Exercise aim
Check each line of the records below for the word "source" and copy those where it appears.

Structured figure records:
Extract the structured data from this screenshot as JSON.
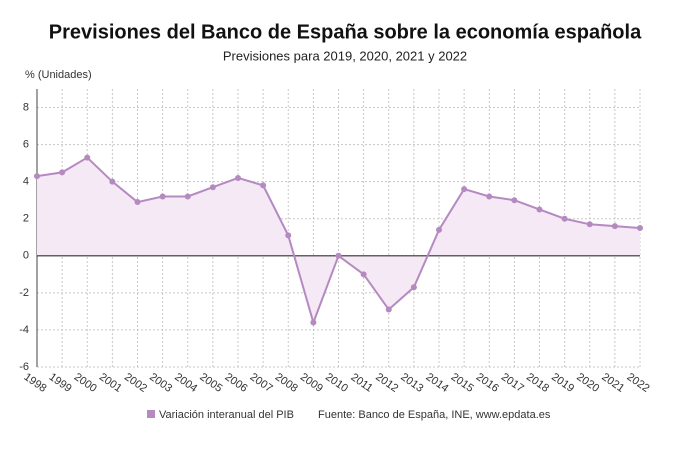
{
  "chart_data": {
    "type": "line",
    "title": "Previsiones del Banco de España sobre la economía española",
    "subtitle": "Previsiones para 2019, 2020, 2021 y 2022",
    "y_label": "% (Unidades)",
    "source": "Fuente: Banco de España, INE, www.epdata.es",
    "categories": [
      "1998",
      "1999",
      "2000",
      "2001",
      "2002",
      "2003",
      "2004",
      "2005",
      "2006",
      "2007",
      "2008",
      "2009",
      "2010",
      "2011",
      "2012",
      "2013",
      "2014",
      "2015",
      "2016",
      "2017",
      "2018",
      "2019",
      "2020",
      "2021",
      "2022"
    ],
    "series": [
      {
        "name": "Variación interanual del PIB",
        "color": "#b58ac1",
        "fill": "#f5e9f5",
        "values": [
          4.3,
          4.5,
          5.3,
          4.0,
          2.9,
          3.2,
          3.2,
          3.7,
          4.2,
          3.8,
          1.1,
          -3.6,
          0.0,
          -1.0,
          -2.9,
          -1.7,
          1.4,
          3.6,
          3.2,
          3.0,
          2.5,
          2.0,
          1.7,
          1.6,
          1.5
        ]
      }
    ],
    "ylim": [
      -6,
      9
    ],
    "yticks": [
      -6,
      -4,
      -2,
      0,
      2,
      4,
      6,
      8
    ],
    "grid": true
  }
}
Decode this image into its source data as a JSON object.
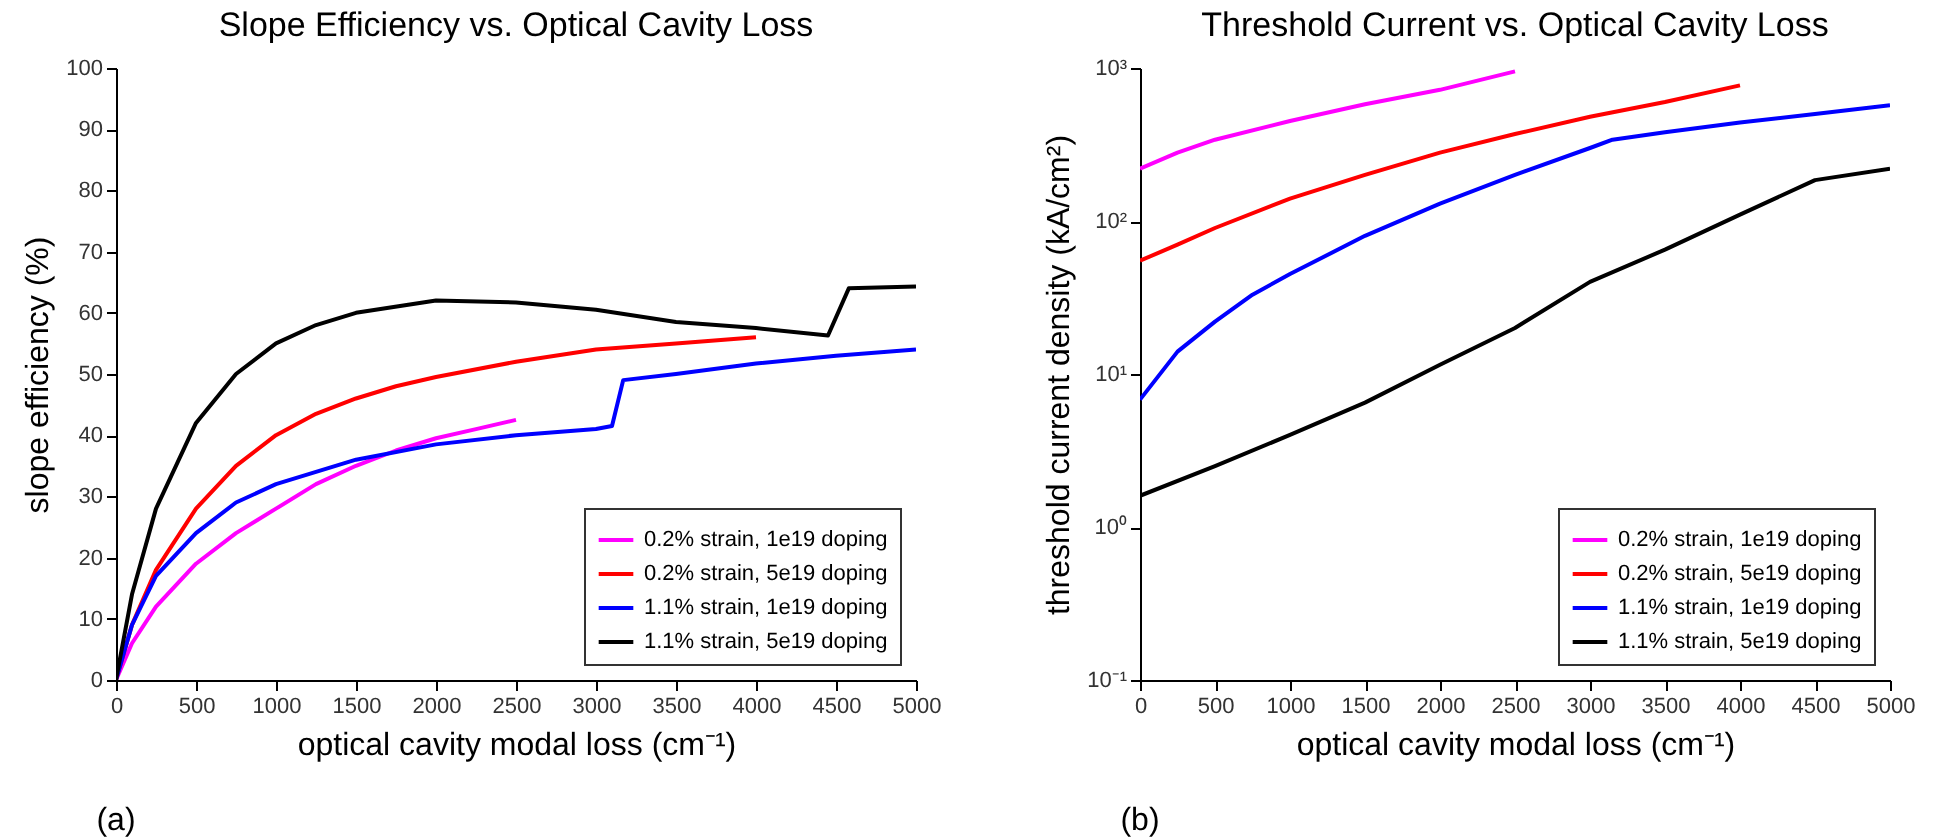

Solution to the exercise
    "source": "Fuente: Banco de España, INE, www.epdata.es",
Decode this image into its source data as a JSON object.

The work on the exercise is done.